— Try it —
Show all lines of the listing that hold the word "Current".
►
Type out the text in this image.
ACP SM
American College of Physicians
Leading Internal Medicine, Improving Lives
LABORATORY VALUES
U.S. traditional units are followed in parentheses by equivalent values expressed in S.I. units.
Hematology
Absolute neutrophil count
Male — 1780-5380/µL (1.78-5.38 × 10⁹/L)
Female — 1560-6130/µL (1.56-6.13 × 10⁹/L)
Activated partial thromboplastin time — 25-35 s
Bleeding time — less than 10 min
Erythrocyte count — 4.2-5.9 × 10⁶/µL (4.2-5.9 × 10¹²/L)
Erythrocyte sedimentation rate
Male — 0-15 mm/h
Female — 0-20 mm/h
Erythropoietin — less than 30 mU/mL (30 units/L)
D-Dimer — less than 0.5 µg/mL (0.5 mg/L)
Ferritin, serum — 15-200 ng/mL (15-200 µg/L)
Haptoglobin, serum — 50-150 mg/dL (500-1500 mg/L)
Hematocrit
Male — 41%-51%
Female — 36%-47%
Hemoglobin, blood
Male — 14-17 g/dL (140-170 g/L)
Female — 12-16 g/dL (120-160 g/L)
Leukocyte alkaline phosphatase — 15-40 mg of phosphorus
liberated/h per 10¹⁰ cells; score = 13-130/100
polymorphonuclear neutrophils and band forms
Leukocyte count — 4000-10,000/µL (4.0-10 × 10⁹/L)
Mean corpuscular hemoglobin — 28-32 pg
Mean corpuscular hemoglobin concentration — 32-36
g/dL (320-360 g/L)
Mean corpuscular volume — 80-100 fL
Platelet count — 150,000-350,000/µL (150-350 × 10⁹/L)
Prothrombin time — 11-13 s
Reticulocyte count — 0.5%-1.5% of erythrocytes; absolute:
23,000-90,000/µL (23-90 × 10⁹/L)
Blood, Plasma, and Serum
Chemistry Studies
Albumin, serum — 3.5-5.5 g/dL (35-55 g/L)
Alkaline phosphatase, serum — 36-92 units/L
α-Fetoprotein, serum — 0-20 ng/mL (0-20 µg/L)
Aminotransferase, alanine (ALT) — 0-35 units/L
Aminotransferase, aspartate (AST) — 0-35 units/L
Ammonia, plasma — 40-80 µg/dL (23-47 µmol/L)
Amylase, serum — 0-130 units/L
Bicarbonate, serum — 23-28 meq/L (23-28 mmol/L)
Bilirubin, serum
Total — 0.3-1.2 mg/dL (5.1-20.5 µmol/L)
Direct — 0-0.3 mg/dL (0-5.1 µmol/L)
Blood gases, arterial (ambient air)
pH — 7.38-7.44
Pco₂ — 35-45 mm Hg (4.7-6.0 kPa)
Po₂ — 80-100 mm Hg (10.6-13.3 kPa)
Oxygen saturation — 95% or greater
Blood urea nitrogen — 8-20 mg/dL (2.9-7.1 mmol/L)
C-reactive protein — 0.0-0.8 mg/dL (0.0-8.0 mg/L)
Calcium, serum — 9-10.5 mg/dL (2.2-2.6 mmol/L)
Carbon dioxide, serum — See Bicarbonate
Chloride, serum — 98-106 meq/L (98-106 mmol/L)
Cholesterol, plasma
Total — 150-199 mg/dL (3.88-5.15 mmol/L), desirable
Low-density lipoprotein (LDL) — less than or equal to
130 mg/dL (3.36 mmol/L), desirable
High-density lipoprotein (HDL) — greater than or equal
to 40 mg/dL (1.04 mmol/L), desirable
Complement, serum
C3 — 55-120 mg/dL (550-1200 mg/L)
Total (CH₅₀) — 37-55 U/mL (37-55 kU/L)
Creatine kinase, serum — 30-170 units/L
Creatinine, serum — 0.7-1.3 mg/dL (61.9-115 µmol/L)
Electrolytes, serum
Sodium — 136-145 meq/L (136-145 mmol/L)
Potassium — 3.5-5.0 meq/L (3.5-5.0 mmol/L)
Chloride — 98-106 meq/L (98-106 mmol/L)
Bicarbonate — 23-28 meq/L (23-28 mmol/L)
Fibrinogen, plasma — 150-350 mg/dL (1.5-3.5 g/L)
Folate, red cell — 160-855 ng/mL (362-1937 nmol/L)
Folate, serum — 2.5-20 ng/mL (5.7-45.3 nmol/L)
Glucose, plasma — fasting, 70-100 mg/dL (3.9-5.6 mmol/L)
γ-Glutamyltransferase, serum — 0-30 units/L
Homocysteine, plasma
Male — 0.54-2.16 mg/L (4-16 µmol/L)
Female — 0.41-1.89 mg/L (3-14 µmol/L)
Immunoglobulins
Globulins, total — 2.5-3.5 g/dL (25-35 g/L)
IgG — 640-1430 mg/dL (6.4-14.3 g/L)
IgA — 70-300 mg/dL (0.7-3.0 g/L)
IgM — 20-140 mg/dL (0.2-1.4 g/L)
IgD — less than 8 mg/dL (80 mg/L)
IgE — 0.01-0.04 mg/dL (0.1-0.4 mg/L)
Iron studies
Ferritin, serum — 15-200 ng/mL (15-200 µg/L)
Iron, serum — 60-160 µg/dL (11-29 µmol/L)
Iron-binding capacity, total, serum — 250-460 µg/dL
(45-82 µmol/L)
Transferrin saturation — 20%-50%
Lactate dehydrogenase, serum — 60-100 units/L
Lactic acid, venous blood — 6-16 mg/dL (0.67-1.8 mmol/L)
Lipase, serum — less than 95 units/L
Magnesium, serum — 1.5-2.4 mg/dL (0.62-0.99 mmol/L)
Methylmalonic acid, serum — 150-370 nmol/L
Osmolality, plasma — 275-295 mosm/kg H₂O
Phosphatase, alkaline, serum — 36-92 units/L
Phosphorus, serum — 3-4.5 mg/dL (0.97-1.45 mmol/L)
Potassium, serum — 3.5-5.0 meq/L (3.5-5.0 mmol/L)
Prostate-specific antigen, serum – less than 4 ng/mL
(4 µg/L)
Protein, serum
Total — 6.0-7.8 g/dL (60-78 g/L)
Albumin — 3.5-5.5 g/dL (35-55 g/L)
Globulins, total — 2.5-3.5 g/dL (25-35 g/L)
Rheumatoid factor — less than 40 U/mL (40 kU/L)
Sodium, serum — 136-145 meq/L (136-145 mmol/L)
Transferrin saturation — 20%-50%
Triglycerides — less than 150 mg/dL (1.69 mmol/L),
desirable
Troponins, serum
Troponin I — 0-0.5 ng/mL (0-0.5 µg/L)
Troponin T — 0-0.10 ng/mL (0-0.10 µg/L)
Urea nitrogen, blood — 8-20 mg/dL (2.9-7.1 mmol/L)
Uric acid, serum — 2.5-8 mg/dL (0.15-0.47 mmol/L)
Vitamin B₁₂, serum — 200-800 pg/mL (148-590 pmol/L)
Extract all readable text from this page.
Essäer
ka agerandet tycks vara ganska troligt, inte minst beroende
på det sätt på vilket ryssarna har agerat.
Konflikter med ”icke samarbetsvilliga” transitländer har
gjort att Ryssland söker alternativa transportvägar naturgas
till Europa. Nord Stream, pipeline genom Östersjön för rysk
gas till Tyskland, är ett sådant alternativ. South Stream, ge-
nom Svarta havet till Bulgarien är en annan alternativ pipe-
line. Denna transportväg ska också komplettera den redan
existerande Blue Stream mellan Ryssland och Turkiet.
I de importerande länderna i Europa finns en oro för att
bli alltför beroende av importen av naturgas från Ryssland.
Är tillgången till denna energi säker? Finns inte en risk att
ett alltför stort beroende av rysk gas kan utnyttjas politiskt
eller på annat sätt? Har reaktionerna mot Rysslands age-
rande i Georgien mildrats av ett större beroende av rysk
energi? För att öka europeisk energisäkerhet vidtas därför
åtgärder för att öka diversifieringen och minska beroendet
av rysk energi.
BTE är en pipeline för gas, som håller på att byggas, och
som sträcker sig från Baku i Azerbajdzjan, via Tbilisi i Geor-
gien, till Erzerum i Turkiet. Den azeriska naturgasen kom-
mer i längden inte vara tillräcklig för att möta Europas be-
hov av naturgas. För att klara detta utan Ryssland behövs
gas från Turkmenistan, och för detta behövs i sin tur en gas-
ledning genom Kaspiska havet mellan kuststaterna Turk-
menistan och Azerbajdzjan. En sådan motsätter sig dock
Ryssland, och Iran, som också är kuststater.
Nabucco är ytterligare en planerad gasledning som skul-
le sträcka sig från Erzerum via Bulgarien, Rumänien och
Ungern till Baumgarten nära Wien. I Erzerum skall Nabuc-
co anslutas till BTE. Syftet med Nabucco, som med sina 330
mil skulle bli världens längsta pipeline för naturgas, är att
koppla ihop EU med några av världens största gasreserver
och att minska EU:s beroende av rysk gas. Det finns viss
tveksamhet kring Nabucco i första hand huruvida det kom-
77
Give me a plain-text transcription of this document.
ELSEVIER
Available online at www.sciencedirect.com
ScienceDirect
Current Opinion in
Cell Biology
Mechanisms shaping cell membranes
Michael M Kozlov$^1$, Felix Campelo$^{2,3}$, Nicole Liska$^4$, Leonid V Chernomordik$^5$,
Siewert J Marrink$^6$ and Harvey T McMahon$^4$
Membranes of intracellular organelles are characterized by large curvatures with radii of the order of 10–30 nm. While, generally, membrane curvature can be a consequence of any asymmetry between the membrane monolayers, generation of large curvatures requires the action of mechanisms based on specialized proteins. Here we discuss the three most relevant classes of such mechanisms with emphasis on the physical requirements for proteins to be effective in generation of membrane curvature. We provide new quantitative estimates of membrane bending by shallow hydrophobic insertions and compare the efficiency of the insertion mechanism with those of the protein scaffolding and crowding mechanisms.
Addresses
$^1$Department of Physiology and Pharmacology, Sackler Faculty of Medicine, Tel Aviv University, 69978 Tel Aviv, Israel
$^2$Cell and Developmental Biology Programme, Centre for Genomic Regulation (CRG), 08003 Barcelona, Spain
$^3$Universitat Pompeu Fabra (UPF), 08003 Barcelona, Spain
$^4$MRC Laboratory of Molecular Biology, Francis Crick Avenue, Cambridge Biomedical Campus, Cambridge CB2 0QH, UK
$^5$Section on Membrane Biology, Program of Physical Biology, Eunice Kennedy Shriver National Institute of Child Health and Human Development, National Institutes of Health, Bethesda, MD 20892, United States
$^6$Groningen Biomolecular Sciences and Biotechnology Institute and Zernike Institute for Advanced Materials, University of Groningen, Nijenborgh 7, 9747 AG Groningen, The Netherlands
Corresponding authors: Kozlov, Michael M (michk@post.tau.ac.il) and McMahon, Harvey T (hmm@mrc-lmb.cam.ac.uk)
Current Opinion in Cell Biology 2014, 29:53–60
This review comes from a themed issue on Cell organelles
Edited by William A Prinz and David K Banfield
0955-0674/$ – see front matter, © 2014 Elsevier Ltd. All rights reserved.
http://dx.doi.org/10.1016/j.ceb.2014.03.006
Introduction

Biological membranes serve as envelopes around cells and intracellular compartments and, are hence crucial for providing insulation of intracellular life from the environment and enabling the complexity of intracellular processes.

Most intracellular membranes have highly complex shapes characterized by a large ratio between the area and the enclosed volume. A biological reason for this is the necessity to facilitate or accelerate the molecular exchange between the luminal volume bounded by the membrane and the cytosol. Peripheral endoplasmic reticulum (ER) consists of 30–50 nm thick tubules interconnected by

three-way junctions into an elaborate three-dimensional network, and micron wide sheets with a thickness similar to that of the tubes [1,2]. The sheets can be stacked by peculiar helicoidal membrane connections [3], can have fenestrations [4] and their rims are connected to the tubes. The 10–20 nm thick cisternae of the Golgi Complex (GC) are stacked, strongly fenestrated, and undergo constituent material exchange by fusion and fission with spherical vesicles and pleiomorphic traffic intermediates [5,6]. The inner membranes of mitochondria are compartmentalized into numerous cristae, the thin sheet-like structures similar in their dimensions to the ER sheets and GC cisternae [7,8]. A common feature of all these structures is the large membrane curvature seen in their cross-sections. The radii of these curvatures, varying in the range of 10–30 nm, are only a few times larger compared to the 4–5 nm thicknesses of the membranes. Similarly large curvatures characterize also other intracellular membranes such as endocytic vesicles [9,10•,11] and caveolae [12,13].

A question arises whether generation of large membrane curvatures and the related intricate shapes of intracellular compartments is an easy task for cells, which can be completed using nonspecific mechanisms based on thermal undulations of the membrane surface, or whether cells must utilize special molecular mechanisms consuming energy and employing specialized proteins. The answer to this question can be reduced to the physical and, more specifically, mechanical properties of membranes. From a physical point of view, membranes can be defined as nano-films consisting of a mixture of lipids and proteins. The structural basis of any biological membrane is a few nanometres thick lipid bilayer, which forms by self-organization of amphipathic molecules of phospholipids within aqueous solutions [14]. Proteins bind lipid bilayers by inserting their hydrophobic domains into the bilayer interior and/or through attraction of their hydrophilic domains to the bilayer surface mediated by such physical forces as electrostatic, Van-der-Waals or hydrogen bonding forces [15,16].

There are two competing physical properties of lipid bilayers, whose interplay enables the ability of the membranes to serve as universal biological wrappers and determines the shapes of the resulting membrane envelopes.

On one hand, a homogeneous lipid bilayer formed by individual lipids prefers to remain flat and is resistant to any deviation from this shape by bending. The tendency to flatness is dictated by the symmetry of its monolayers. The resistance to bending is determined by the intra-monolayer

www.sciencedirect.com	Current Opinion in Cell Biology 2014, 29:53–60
◄
— Task output —
Current Opinion in
Current Opinion in Cell Biology 2014, 29:53–60
www.sciencedirect.com	Current Opinion in Cell Biology 2014, 29:53–60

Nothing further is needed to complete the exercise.